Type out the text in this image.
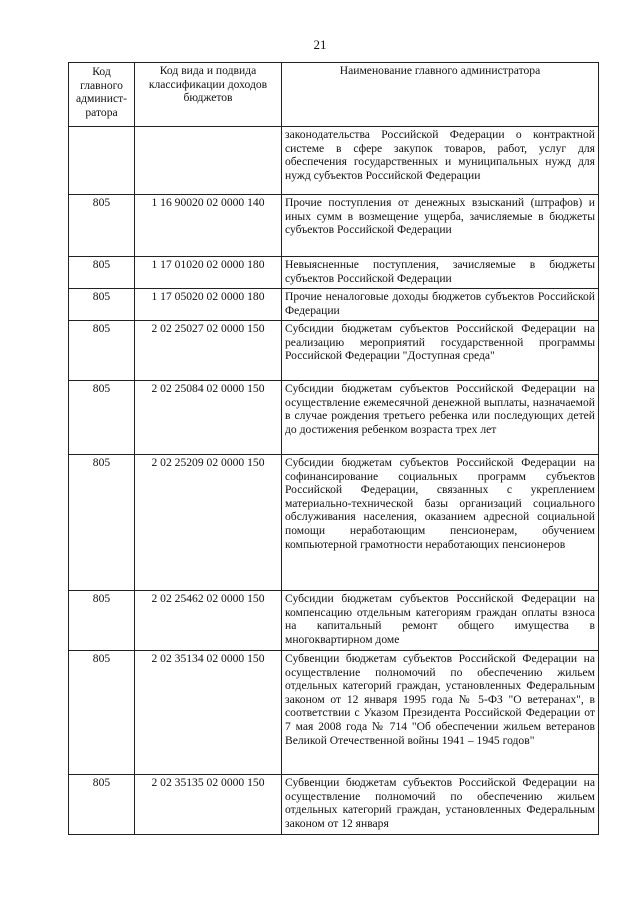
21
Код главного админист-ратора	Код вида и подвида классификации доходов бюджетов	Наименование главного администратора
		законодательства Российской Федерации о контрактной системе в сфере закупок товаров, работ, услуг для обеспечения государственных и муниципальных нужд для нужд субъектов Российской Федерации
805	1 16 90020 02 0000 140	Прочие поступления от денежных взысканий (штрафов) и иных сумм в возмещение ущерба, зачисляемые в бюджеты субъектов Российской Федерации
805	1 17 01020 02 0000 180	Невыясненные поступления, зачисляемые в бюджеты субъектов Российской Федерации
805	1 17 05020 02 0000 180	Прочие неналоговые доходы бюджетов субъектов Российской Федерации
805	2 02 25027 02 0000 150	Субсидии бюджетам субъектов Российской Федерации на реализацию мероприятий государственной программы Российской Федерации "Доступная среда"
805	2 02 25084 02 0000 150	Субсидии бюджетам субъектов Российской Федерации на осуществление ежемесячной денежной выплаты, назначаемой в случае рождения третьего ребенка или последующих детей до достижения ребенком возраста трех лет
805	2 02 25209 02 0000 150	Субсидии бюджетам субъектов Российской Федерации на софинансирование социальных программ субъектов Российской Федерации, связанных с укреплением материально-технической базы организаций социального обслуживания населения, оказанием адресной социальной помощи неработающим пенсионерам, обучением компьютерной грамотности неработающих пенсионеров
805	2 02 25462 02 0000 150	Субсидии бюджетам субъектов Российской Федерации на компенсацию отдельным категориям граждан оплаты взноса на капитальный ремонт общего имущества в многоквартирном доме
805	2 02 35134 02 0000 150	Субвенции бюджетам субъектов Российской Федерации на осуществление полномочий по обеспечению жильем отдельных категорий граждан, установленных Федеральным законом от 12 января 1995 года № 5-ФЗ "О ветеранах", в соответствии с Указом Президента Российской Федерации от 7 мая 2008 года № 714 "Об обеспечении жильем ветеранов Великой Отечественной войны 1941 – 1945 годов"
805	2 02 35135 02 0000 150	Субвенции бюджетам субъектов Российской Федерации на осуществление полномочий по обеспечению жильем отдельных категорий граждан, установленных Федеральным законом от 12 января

★ ★ ★

DO THIS
Wherever a line in the data above holds "обеспечению", copy that line.

WRITTEN RESPONSE
805	2 02 35134 02 0000 150	Субвенции бюджетам субъектов Российской Федерации на осуществление полномочий по обеспечению жильем отдельных категорий граждан, установленных Федеральным законом от 12 января 1995 года № 5-ФЗ "О ветеранах", в соответствии с Указом Президента Российской Федерации от 7 мая 2008 года № 714 "Об обеспечении жильем ветеранов Великой Отечественной войны 1941 – 1945 годов"
805	2 02 35135 02 0000 150	Субвенции бюджетам субъектов Российской Федерации на осуществление полномочий по обеспечению жильем отдельных категорий граждан, установленных Федеральным законом от 12 января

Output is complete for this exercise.